Exercise directions: Read the material below. Count the lines containing "JSON" and give that count alone.
*** Data supplied
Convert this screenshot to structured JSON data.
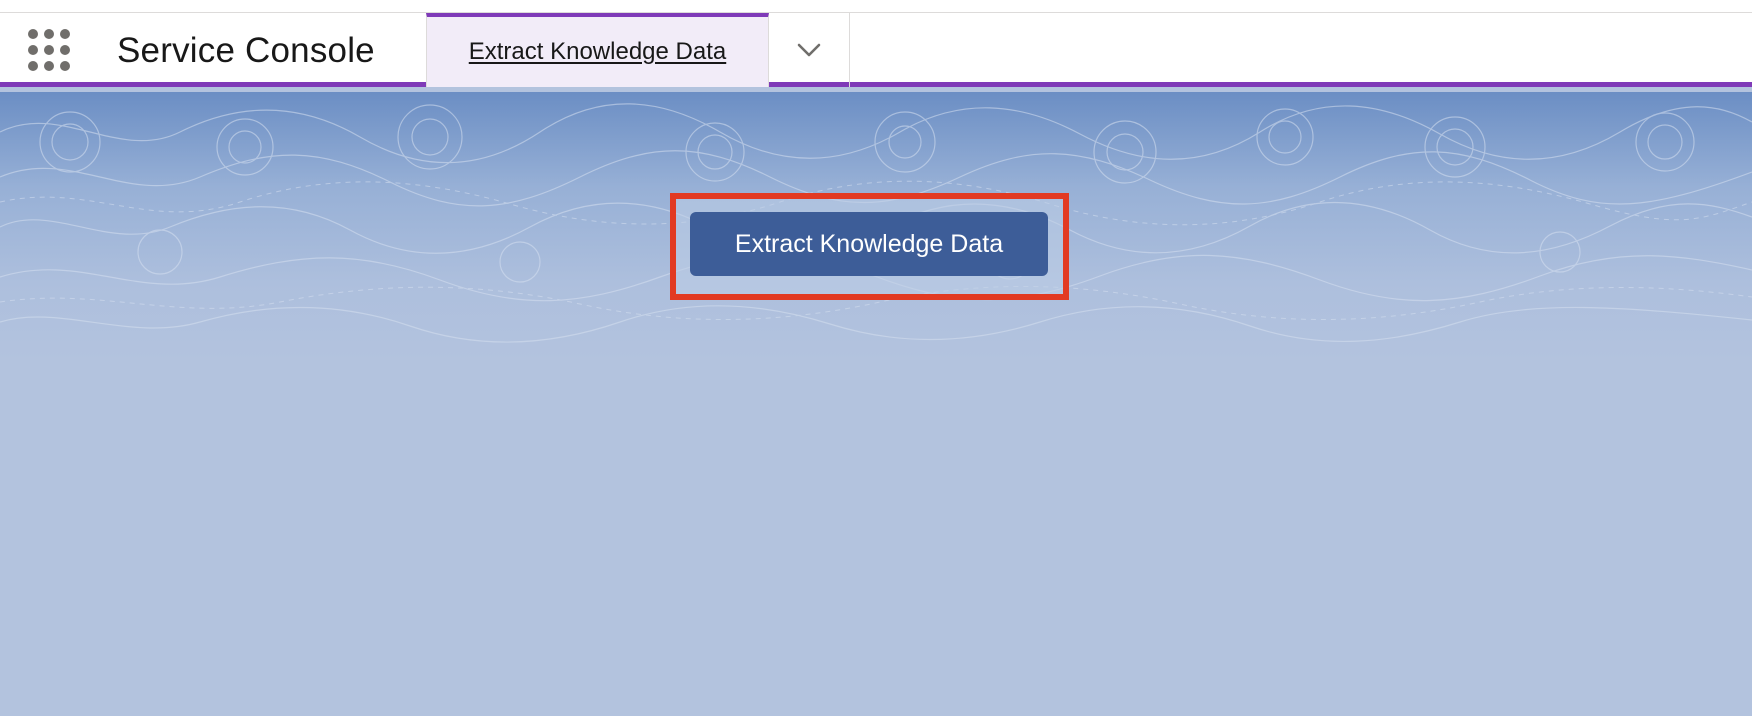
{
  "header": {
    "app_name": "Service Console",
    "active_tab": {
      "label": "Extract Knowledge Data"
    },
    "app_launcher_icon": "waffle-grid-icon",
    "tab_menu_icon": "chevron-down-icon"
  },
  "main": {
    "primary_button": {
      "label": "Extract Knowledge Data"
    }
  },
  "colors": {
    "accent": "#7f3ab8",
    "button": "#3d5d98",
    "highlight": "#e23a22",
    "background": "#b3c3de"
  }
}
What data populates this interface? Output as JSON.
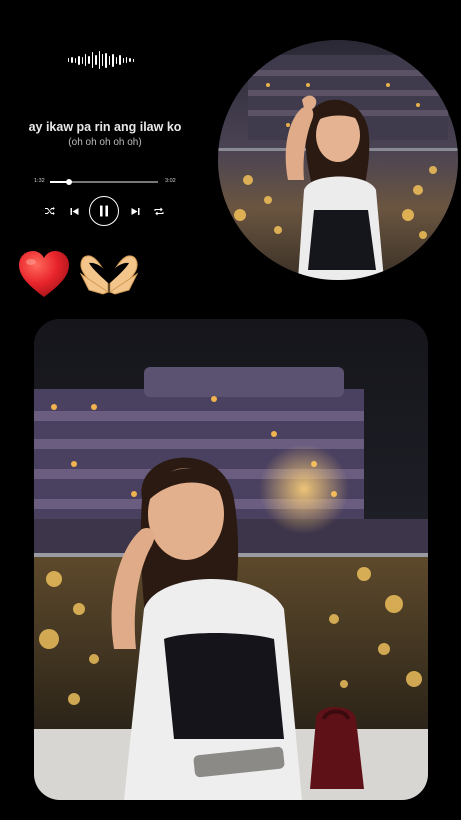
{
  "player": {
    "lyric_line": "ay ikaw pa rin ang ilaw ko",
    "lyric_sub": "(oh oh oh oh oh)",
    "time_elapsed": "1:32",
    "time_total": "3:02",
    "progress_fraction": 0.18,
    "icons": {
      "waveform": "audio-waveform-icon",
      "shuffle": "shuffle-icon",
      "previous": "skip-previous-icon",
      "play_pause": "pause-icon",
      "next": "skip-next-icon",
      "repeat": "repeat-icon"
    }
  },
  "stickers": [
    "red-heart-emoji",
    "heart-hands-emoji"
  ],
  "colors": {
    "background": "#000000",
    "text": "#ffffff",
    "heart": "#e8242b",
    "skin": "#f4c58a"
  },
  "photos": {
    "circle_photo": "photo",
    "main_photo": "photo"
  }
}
******
Exercise solution: 2